_Task goal_: Your task is to give the data again, exactly, with every line intact.

_Data in this exercise_:
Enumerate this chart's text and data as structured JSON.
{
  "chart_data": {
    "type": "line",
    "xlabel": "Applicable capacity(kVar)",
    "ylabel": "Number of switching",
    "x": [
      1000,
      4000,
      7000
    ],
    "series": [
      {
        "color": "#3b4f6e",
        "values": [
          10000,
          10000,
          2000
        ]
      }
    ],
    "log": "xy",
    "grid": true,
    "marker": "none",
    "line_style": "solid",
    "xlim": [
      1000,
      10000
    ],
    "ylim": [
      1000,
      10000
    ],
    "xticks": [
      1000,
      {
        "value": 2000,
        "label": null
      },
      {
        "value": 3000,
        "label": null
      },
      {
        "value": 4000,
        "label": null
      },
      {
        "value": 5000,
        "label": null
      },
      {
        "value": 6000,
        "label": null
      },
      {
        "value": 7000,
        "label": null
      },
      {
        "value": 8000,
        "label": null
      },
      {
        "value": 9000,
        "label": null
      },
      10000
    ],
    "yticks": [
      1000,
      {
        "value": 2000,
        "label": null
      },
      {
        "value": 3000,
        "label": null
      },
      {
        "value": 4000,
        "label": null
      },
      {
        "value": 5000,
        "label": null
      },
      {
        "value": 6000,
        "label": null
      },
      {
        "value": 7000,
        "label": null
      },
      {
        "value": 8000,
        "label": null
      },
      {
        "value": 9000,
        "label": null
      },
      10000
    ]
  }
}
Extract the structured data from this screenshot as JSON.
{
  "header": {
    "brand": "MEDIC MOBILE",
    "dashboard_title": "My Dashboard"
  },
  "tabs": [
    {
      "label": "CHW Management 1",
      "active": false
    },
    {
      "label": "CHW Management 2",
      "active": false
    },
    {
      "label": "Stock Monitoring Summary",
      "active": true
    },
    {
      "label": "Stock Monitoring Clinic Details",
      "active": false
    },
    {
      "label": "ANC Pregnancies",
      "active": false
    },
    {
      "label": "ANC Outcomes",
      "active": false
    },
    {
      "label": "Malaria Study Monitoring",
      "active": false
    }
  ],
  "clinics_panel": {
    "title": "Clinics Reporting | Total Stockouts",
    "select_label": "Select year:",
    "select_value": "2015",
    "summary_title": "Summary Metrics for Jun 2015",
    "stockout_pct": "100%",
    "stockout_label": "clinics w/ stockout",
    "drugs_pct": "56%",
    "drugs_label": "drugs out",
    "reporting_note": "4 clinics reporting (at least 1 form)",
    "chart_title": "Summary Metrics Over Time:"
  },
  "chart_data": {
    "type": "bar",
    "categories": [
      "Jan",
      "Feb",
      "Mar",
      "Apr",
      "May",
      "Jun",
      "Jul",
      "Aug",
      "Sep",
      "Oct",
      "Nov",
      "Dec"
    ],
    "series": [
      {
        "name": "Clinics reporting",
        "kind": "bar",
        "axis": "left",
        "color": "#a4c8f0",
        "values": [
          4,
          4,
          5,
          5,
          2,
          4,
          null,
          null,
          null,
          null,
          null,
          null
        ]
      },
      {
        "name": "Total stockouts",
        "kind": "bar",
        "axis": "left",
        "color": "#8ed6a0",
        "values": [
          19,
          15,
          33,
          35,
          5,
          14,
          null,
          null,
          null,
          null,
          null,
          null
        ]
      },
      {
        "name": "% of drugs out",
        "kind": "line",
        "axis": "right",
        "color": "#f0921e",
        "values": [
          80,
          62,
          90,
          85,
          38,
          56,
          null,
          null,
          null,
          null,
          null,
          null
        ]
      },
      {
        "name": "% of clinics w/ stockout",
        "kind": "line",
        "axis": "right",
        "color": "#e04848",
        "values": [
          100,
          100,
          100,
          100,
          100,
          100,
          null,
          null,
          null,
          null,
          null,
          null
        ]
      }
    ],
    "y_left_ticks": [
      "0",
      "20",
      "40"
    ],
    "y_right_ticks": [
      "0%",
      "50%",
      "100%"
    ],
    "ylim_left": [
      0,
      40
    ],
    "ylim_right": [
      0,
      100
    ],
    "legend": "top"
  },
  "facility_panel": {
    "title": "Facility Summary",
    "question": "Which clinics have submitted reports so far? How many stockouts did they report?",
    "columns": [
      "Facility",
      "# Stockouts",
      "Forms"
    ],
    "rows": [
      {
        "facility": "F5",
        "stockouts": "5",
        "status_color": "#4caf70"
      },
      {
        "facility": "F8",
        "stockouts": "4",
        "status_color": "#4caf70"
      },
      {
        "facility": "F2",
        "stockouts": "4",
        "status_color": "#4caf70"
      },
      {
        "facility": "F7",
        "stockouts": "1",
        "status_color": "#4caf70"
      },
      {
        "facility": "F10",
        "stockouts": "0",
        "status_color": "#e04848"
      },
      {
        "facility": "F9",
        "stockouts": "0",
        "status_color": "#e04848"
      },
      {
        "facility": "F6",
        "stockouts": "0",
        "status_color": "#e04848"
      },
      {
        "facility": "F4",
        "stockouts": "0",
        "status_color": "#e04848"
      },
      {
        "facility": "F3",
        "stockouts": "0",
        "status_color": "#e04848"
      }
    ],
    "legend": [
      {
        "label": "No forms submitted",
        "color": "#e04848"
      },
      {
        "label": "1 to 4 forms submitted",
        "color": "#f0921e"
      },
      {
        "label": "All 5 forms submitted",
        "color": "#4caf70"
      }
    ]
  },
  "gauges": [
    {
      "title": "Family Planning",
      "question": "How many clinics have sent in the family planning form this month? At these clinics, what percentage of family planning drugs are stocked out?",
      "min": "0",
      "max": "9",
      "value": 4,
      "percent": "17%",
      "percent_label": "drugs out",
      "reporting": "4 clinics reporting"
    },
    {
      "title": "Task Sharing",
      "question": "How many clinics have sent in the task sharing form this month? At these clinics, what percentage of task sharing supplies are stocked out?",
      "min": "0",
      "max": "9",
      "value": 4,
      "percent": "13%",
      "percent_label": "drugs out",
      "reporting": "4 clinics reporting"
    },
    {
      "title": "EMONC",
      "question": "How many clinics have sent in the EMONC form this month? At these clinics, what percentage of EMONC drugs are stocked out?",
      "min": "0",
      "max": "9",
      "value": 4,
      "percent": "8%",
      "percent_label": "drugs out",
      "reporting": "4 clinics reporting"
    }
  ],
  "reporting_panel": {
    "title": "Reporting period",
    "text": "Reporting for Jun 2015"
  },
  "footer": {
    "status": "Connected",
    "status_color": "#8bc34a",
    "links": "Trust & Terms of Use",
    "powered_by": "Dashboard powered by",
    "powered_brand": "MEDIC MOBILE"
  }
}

_Task response_:
Enumerate this chart's text and data as structured JSON.
{
  "chart_data": {
    "type": "line",
    "xlabel": "Applicable capacity(kVar)",
    "ylabel": "Number of switching",
    "x": [
      1000,
      4000,
      7000
    ],
    "series": [
      {
        "color": "#3b4f6e",
        "values": [
          10000,
          10000,
          2000
        ]
      }
    ],
    "log": "xy",
    "grid": true,
    "marker": "none",
    "line_style": "solid",
    "xlim": [
      1000,
      10000
    ],
    "ylim": [
      1000,
      10000
    ],
    "xticks": [
      1000,
      {
        "value": 2000,
        "label": null
      },
      {
        "value": 3000,
        "label": null
      },
      {
        "value": 4000,
        "label": null
      },
      {
        "value": 5000,
        "label": null
      },
      {
        "value": 6000,
        "label": null
      },
      {
        "value": 7000,
        "label": null
      },
      {
        "value": 8000,
        "label": null
      },
      {
        "value": 9000,
        "label": null
      },
      10000
    ],
    "yticks": [
      1000,
      {
        "value": 2000,
        "label": null
      },
      {
        "value": 3000,
        "label": null
      },
      {
        "value": 4000,
        "label": null
      },
      {
        "value": 5000,
        "label": null
      },
      {
        "value": 6000,
        "label": null
      },
      {
        "value": 7000,
        "label": null
      },
      {
        "value": 8000,
        "label": null
      },
      {
        "value": 9000,
        "label": null
      },
      10000
    ]
  }
}
Extract the structured data from this screenshot as JSON.
{
  "header": {
    "brand": "MEDIC MOBILE",
    "dashboard_title": "My Dashboard"
  },
  "tabs": [
    {
      "label": "CHW Management 1",
      "active": false
    },
    {
      "label": "CHW Management 2",
      "active": false
    },
    {
      "label": "Stock Monitoring Summary",
      "active": true
    },
    {
      "label": "Stock Monitoring Clinic Details",
      "active": false
    },
    {
      "label": "ANC Pregnancies",
      "active": false
    },
    {
      "label": "ANC Outcomes",
      "active": false
    },
    {
      "label": "Malaria Study Monitoring",
      "active": false
    }
  ],
  "clinics_panel": {
    "title": "Clinics Reporting | Total Stockouts",
    "select_label": "Select year:",
    "select_value": "2015",
    "summary_title": "Summary Metrics for Jun 2015",
    "stockout_pct": "100%",
    "stockout_label": "clinics w/ stockout",
    "drugs_pct": "56%",
    "drugs_label": "drugs out",
    "reporting_note": "4 clinics reporting (at least 1 form)",
    "chart_title": "Summary Metrics Over Time:"
  },
  "chart_data": {
    "type": "bar",
    "categories": [
      "Jan",
      "Feb",
      "Mar",
      "Apr",
      "May",
      "Jun",
      "Jul",
      "Aug",
      "Sep",
      "Oct",
      "Nov",
      "Dec"
    ],
    "series": [
      {
        "name": "Clinics reporting",
        "kind": "bar",
        "axis": "left",
        "color": "#a4c8f0",
        "values": [
          4,
          4,
          5,
          5,
          2,
          4,
          null,
          null,
          null,
          null,
          null,
          null
        ]
      },
      {
        "name": "Total stockouts",
        "kind": "bar",
        "axis": "left",
        "color": "#8ed6a0",
        "values": [
          19,
          15,
          33,
          35,
          5,
          14,
          null,
          null,
          null,
          null,
          null,
          null
        ]
      },
      {
        "name": "% of drugs out",
        "kind": "line",
        "axis": "right",
        "color": "#f0921e",
        "values": [
          80,
          62,
          90,
          85,
          38,
          56,
          null,
          null,
          null,
          null,
          null,
          null
        ]
      },
      {
        "name": "% of clinics w/ stockout",
        "kind": "line",
        "axis": "right",
        "color": "#e04848",
        "values": [
          100,
          100,
          100,
          100,
          100,
          100,
          null,
          null,
          null,
          null,
          null,
          null
        ]
      }
    ],
    "y_left_ticks": [
      "0",
      "20",
      "40"
    ],
    "y_right_ticks": [
      "0%",
      "50%",
      "100%"
    ],
    "ylim_left": [
      0,
      40
    ],
    "ylim_right": [
      0,
      100
    ],
    "legend": "top"
  },
  "facility_panel": {
    "title": "Facility Summary",
    "question": "Which clinics have submitted reports so far? How many stockouts did they report?",
    "columns": [
      "Facility",
      "# Stockouts",
      "Forms"
    ],
    "rows": [
      {
        "facility": "F5",
        "stockouts": "5",
        "status_color": "#4caf70"
      },
      {
        "facility": "F8",
        "stockouts": "4",
        "status_color": "#4caf70"
      },
      {
        "facility": "F2",
        "stockouts": "4",
        "status_color": "#4caf70"
      },
      {
        "facility": "F7",
        "stockouts": "1",
        "status_color": "#4caf70"
      },
      {
        "facility": "F10",
        "stockouts": "0",
        "status_color": "#e04848"
      },
      {
        "facility": "F9",
        "stockouts": "0",
        "status_color": "#e04848"
      },
      {
        "facility": "F6",
        "stockouts": "0",
        "status_color": "#e04848"
      },
      {
        "facility": "F4",
        "stockouts": "0",
        "status_color": "#e04848"
      },
      {
        "facility": "F3",
        "stockouts": "0",
        "status_color": "#e04848"
      }
    ],
    "legend": [
      {
        "label": "No forms submitted",
        "color": "#e04848"
      },
      {
        "label": "1 to 4 forms submitted",
        "color": "#f0921e"
      },
      {
        "label": "All 5 forms submitted",
        "color": "#4caf70"
      }
    ]
  },
  "gauges": [
    {
      "title": "Family Planning",
      "question": "How many clinics have sent in the family planning form this month? At these clinics, what percentage of family planning drugs are stocked out?",
      "min": "0",
      "max": "9",
      "value": 4,
      "percent": "17%",
      "percent_label": "drugs out",
      "reporting": "4 clinics reporting"
    },
    {
      "title": "Task Sharing",
      "question": "How many clinics have sent in the task sharing form this month? At these clinics, what percentage of task sharing supplies are stocked out?",
      "min": "0",
      "max": "9",
      "value": 4,
      "percent": "13%",
      "percent_label": "drugs out",
      "reporting": "4 clinics reporting"
    },
    {
      "title": "EMONC",
      "question": "How many clinics have sent in the EMONC form this month? At these clinics, what percentage of EMONC drugs are stocked out?",
      "min": "0",
      "max": "9",
      "value": 4,
      "percent": "8%",
      "percent_label": "drugs out",
      "reporting": "4 clinics reporting"
    }
  ],
  "reporting_panel": {
    "title": "Reporting period",
    "text": "Reporting for Jun 2015"
  },
  "footer": {
    "status": "Connected",
    "status_color": "#8bc34a",
    "links": "Trust & Terms of Use",
    "powered_by": "Dashboard powered by",
    "powered_brand": "MEDIC MOBILE"
  }
}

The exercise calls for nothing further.